**Problem to work on**. Say how many lines in the records include the string "bottom", adding no other words.

Data entries for graphics:
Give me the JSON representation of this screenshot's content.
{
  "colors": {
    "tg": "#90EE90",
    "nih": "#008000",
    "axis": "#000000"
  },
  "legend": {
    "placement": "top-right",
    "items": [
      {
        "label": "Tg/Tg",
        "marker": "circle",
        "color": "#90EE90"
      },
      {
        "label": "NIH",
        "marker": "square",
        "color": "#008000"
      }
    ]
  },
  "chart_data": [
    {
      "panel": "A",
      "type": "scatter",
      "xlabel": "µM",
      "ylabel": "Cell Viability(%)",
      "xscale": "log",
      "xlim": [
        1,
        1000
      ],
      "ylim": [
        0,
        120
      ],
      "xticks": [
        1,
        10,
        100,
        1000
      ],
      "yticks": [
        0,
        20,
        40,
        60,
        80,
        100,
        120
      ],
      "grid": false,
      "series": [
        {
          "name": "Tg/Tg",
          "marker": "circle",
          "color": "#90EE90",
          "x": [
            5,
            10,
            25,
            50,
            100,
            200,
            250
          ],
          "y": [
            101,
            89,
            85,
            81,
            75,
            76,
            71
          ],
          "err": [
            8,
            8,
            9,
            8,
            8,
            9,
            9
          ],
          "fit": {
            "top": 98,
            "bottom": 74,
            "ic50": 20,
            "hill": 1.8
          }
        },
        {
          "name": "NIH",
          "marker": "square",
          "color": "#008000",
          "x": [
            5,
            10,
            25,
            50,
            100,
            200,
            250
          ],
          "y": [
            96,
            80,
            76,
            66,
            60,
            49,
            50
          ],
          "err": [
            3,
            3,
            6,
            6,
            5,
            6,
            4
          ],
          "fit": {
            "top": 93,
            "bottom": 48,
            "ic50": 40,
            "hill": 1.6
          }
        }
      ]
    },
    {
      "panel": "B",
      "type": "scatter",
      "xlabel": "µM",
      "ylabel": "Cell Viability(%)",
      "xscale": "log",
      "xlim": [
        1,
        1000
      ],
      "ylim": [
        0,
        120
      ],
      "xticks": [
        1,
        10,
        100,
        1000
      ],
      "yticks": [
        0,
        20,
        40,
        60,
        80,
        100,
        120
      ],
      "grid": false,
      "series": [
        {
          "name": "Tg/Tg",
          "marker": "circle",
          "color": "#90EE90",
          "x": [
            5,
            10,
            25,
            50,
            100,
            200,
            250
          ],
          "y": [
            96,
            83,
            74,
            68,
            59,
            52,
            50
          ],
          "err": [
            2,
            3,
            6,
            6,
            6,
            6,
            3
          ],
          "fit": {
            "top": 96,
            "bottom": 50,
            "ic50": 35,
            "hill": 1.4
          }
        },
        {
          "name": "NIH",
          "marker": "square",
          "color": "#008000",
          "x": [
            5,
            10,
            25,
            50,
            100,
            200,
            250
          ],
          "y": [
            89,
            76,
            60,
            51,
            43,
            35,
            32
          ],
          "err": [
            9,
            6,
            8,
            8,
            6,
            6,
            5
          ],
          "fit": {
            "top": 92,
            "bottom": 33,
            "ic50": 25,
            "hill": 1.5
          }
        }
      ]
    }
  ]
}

**Solution**. 4